## What to work on
Scan the data beneath this task and copy each line that includes "prévôt".

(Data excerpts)
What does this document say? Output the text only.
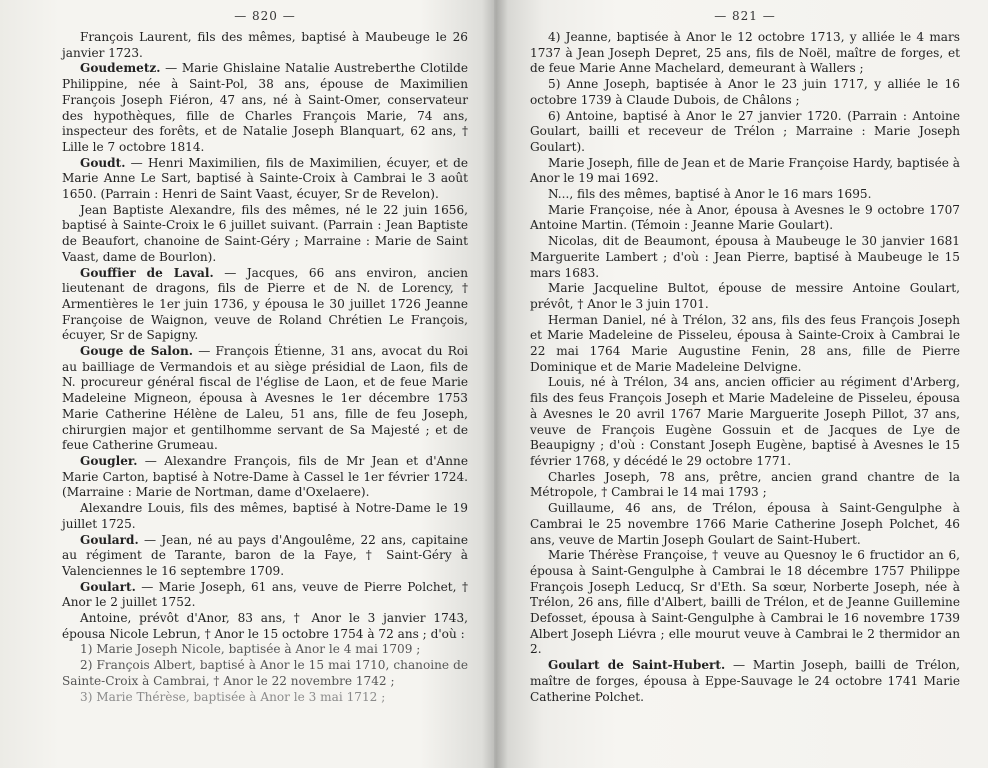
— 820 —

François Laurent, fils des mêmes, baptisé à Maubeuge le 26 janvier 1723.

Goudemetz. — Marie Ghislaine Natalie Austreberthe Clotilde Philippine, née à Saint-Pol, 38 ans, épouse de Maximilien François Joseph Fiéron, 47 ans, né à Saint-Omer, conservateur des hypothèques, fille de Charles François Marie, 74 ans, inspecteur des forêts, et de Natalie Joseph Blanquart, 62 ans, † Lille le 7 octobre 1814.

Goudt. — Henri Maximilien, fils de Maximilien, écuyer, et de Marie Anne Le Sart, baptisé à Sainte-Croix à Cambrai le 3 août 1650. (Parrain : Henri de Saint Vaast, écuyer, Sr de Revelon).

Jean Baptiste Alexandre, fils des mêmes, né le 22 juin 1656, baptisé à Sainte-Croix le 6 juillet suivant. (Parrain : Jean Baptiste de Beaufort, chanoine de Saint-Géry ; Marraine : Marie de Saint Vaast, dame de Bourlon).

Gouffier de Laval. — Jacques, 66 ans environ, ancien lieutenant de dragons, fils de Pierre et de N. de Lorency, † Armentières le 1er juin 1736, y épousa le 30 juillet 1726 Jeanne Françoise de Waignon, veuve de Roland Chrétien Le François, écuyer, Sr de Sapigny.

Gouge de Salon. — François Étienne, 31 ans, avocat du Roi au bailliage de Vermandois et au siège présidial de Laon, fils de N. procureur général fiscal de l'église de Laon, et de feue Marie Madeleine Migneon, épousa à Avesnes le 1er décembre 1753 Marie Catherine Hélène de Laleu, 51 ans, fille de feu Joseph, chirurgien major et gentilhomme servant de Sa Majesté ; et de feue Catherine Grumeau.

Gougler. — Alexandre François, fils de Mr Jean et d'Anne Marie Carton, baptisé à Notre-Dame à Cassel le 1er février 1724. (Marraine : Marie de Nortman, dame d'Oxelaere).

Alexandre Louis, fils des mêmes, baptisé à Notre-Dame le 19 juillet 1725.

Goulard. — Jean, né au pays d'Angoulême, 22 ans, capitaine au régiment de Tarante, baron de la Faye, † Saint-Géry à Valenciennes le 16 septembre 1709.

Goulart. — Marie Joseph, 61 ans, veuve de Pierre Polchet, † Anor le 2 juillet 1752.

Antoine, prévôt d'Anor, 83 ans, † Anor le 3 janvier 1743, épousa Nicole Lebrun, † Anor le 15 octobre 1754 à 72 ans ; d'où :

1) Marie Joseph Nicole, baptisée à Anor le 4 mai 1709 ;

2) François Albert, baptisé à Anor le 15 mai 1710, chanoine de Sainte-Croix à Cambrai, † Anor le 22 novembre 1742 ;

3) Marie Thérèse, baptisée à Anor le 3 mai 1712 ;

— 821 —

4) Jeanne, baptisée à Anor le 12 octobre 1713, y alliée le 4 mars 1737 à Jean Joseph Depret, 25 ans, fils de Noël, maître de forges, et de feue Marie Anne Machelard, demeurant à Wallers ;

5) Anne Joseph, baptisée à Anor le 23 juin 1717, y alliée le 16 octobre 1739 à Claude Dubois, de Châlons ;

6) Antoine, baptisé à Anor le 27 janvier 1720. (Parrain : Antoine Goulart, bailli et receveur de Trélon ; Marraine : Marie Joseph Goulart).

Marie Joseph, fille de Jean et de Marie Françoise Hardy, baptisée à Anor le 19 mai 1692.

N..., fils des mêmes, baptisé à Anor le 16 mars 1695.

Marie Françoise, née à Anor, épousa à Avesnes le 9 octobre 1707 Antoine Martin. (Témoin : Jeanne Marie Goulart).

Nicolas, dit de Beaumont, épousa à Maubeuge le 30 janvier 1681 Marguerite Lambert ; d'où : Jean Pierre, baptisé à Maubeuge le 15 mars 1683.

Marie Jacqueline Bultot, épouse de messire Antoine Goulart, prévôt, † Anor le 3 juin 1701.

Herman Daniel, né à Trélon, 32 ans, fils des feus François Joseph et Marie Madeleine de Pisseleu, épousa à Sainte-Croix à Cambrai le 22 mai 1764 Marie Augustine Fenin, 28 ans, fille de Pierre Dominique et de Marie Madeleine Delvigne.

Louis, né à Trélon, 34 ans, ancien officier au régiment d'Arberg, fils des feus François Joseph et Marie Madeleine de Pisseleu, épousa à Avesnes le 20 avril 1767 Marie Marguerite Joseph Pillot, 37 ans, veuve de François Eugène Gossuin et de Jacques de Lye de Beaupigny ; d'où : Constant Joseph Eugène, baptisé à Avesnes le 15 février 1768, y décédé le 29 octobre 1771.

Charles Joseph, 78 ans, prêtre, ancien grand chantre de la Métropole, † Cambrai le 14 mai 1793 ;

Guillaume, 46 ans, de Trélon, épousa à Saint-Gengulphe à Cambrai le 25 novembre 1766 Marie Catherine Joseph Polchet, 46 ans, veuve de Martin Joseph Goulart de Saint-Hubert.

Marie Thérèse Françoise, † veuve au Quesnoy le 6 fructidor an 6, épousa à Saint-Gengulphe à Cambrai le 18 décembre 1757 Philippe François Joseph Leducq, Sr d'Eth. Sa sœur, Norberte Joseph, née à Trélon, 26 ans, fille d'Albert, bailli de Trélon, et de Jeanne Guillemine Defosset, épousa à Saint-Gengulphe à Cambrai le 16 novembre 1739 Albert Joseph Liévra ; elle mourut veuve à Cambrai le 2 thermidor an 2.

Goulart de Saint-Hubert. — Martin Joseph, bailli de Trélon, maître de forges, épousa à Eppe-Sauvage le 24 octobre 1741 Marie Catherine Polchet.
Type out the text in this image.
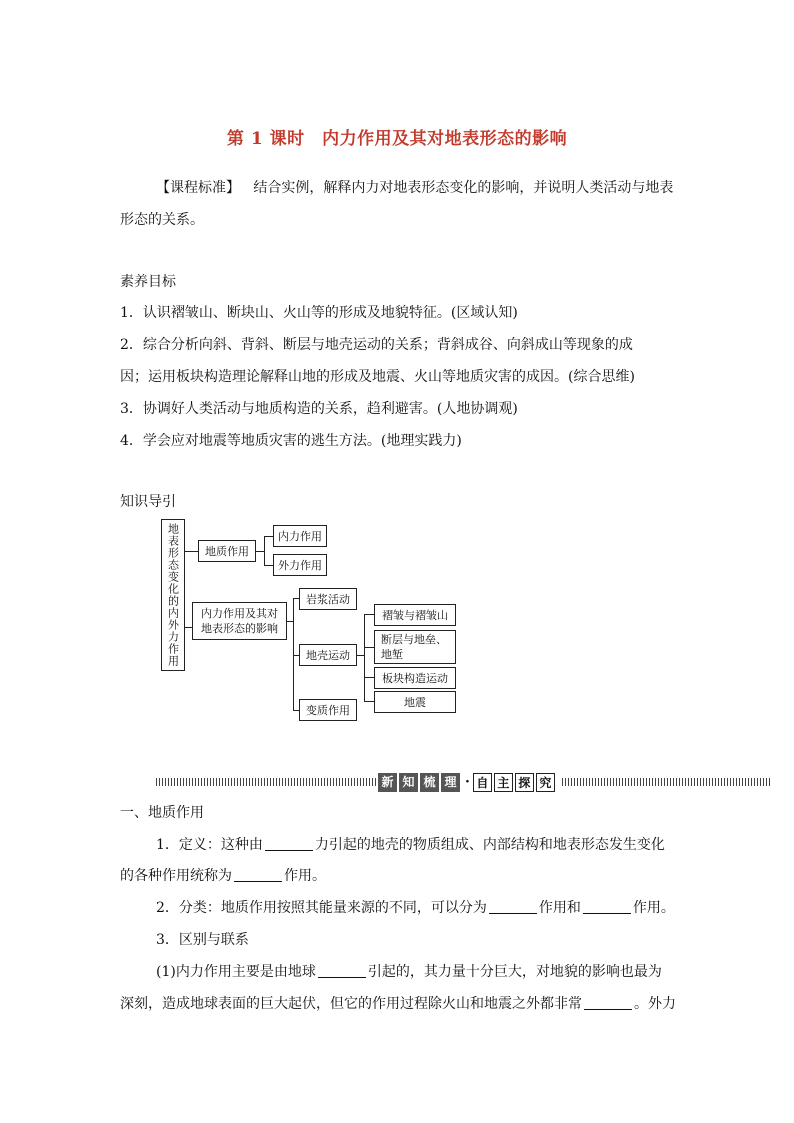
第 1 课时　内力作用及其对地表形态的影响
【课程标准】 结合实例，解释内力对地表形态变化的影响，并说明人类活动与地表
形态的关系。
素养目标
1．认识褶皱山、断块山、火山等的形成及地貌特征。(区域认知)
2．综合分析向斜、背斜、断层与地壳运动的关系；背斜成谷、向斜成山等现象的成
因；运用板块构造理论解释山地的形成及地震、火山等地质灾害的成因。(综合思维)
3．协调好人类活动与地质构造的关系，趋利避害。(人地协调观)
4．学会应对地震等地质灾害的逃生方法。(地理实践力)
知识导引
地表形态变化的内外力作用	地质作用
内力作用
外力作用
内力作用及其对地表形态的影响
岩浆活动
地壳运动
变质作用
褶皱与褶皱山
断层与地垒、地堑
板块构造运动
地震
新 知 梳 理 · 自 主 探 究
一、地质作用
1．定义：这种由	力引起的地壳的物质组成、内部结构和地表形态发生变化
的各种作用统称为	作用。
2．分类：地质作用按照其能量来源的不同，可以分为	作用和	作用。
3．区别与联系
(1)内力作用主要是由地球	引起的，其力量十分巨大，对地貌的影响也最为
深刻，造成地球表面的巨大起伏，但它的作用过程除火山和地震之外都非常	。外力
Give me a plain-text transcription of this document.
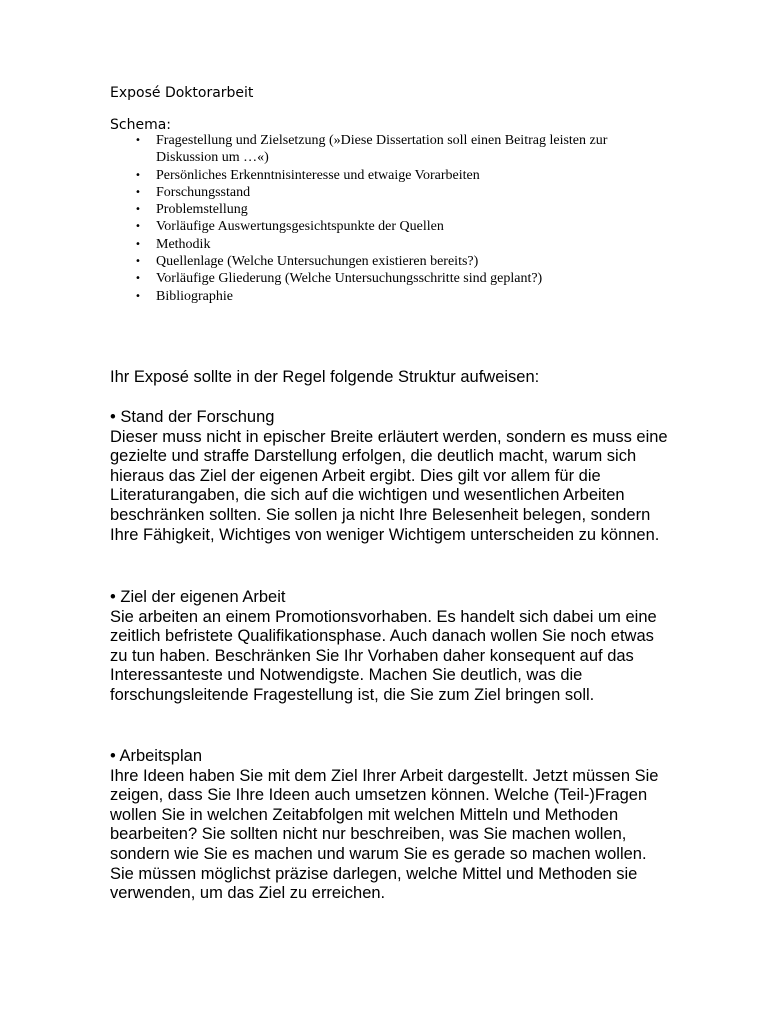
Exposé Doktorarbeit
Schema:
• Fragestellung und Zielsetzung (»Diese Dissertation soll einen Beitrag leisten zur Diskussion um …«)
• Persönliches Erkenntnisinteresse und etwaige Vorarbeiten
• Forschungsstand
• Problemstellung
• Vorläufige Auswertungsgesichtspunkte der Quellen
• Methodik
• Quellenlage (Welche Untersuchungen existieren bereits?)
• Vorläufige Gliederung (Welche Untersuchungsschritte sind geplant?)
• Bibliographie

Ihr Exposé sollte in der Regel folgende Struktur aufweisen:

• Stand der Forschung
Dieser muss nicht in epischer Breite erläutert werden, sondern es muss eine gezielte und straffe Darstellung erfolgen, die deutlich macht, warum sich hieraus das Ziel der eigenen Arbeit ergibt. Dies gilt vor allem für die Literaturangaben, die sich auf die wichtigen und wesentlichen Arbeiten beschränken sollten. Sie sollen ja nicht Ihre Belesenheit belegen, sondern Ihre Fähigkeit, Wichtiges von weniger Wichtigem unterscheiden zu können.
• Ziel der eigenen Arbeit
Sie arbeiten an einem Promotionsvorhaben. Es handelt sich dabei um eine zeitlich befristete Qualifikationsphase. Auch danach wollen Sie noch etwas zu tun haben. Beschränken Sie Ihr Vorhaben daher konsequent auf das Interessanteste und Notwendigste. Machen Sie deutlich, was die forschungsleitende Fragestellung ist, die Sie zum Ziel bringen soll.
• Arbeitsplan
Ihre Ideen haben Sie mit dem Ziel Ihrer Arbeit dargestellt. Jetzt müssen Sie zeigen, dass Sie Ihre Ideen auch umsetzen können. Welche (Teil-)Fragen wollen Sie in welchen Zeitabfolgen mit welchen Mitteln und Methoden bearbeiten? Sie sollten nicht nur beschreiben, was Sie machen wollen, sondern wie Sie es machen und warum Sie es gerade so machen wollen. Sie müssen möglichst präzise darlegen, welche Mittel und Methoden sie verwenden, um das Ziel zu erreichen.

## Solution for this problem
Antoine, prévôt d'Anor, 83 ans, † Anor le 3 janvier 1743, épousa Nicole Lebrun, † Anor le 15 octobre 1754 à 72 ans ; d'où :
Marie Jacqueline Bultot, épouse de messire Antoine Goulart, prévôt, † Anor le 3 juin 1701.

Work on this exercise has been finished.